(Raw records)

________________

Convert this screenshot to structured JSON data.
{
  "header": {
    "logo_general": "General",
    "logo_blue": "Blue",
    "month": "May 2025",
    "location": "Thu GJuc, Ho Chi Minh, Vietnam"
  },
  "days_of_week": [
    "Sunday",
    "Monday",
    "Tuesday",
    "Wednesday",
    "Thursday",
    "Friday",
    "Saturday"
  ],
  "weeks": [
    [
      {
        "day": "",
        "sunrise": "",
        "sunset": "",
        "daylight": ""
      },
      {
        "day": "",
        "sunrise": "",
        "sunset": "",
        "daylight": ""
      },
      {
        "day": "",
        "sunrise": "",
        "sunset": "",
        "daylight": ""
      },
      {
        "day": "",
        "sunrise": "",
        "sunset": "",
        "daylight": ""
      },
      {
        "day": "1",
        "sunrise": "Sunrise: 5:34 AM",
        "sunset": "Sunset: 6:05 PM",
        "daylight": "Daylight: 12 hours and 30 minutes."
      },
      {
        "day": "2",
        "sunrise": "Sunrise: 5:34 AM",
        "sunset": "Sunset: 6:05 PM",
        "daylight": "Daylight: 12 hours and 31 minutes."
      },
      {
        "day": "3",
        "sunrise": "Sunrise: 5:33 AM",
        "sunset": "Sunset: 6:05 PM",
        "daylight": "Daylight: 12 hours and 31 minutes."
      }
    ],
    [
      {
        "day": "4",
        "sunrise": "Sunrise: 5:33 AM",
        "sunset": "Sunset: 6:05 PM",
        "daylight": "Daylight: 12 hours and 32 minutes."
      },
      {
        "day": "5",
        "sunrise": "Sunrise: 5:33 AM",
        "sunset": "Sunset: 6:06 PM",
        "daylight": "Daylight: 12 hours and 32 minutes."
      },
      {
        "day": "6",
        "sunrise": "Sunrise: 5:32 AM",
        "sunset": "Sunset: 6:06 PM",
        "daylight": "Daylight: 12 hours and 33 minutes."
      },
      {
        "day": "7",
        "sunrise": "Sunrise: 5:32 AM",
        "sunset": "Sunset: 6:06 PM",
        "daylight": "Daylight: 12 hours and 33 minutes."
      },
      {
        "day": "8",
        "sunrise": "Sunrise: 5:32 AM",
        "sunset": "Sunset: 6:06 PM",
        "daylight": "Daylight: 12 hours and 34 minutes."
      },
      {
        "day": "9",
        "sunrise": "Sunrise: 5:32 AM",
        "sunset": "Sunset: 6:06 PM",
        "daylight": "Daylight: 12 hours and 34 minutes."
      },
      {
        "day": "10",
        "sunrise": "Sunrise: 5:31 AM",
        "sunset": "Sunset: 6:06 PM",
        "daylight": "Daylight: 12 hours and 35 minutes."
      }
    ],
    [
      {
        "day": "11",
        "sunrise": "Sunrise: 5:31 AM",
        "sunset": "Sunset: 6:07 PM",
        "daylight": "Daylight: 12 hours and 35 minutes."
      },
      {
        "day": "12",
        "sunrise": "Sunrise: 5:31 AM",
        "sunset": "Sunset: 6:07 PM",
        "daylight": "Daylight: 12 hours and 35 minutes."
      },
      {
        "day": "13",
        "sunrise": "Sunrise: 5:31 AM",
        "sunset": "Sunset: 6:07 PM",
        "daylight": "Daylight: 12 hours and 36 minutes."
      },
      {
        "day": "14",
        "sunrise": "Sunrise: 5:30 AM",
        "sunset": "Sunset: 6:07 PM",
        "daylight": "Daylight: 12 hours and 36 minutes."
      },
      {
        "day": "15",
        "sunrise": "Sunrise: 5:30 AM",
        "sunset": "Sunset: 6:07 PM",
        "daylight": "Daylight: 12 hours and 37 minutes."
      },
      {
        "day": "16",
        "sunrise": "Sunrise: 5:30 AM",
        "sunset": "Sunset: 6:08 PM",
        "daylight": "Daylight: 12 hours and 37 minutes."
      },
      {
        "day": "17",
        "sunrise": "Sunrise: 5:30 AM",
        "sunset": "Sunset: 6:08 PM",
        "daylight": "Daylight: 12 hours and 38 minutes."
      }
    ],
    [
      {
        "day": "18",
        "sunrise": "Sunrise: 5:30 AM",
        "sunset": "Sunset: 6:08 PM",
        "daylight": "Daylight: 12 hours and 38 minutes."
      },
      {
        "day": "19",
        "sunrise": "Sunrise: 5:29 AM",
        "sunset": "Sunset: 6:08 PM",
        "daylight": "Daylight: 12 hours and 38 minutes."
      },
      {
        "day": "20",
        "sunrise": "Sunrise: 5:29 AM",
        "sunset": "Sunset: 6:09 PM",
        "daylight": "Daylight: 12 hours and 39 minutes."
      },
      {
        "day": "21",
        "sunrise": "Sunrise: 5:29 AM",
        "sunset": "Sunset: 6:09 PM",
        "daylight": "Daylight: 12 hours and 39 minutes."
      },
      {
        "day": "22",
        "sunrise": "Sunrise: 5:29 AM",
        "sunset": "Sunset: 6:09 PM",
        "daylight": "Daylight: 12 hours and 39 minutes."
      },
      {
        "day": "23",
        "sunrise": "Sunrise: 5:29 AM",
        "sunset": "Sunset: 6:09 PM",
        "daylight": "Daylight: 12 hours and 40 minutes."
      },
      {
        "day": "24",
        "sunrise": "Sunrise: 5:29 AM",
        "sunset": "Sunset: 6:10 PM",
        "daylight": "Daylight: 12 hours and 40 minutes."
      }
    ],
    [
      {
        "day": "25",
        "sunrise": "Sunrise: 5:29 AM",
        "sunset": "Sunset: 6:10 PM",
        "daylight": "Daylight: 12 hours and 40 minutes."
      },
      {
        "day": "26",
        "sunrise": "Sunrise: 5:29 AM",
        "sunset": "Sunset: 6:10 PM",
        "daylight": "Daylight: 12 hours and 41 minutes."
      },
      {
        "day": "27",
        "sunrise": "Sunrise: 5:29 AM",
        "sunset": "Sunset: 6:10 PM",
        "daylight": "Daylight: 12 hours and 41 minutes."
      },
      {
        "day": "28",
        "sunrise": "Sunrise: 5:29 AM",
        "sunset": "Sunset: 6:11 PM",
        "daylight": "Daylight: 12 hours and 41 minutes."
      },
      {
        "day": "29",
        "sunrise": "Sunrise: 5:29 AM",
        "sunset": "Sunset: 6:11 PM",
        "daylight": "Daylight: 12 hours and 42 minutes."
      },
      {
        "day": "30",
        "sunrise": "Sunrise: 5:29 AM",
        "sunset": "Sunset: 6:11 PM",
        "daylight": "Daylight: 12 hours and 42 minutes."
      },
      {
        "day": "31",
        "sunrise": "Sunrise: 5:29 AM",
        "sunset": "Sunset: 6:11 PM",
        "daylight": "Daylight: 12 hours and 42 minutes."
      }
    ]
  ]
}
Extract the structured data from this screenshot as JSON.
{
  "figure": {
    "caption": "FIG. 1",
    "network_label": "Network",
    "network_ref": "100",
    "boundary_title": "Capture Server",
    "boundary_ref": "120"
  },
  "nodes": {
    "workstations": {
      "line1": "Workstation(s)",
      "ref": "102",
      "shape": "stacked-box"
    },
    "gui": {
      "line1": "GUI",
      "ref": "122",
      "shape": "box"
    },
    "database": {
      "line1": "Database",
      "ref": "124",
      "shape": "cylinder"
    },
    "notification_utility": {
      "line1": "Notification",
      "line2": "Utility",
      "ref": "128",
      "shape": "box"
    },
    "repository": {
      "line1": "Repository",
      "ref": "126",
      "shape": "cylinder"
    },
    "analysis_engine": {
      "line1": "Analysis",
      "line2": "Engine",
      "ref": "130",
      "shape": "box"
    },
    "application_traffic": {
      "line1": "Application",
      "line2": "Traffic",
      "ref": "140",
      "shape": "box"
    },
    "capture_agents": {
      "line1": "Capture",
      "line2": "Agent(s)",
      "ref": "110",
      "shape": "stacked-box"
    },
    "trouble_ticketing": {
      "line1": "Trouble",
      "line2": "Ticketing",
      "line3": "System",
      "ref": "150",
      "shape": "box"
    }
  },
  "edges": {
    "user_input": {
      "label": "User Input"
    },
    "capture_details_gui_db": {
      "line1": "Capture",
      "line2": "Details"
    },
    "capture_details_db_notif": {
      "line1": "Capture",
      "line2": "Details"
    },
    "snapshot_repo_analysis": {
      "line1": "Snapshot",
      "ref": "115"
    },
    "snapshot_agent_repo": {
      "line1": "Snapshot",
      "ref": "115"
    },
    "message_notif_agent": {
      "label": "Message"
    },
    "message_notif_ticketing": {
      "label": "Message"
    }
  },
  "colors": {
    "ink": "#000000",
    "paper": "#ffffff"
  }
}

________________

Your task is to transcribe the line containing "Extract the structured" and every line after it, through the last line of the data, exactly as written and with nothing more.

Extract the structured data from this screenshot as JSON.
{
  "figure": {
    "caption": "FIG. 1",
    "network_label": "Network",
    "network_ref": "100",
    "boundary_title": "Capture Server",
    "boundary_ref": "120"
  },
  "nodes": {
    "workstations": {
      "line1": "Workstation(s)",
      "ref": "102",
      "shape": "stacked-box"
    },
    "gui": {
      "line1": "GUI",
      "ref": "122",
      "shape": "box"
    },
    "database": {
      "line1": "Database",
      "ref": "124",
      "shape": "cylinder"
    },
    "notification_utility": {
      "line1": "Notification",
      "line2": "Utility",
      "ref": "128",
      "shape": "box"
    },
    "repository": {
      "line1": "Repository",
      "ref": "126",
      "shape": "cylinder"
    },
    "analysis_engine": {
      "line1": "Analysis",
      "line2": "Engine",
      "ref": "130",
      "shape": "box"
    },
    "application_traffic": {
      "line1": "Application",
      "line2": "Traffic",
      "ref": "140",
      "shape": "box"
    },
    "capture_agents": {
      "line1": "Capture",
      "line2": "Agent(s)",
      "ref": "110",
      "shape": "stacked-box"
    },
    "trouble_ticketing": {
      "line1": "Trouble",
      "line2": "Ticketing",
      "line3": "System",
      "ref": "150",
      "shape": "box"
    }
  },
  "edges": {
    "user_input": {
      "label": "User Input"
    },
    "capture_details_gui_db": {
      "line1": "Capture",
      "line2": "Details"
    },
    "capture_details_db_notif": {
      "line1": "Capture",
      "line2": "Details"
    },
    "snapshot_repo_analysis": {
      "line1": "Snapshot",
      "ref": "115"
    },
    "snapshot_agent_repo": {
      "line1": "Snapshot",
      "ref": "115"
    },
    "message_notif_agent": {
      "label": "Message"
    },
    "message_notif_ticketing": {
      "label": "Message"
    }
  },
  "colors": {
    "ink": "#000000",
    "paper": "#ffffff"
  }
}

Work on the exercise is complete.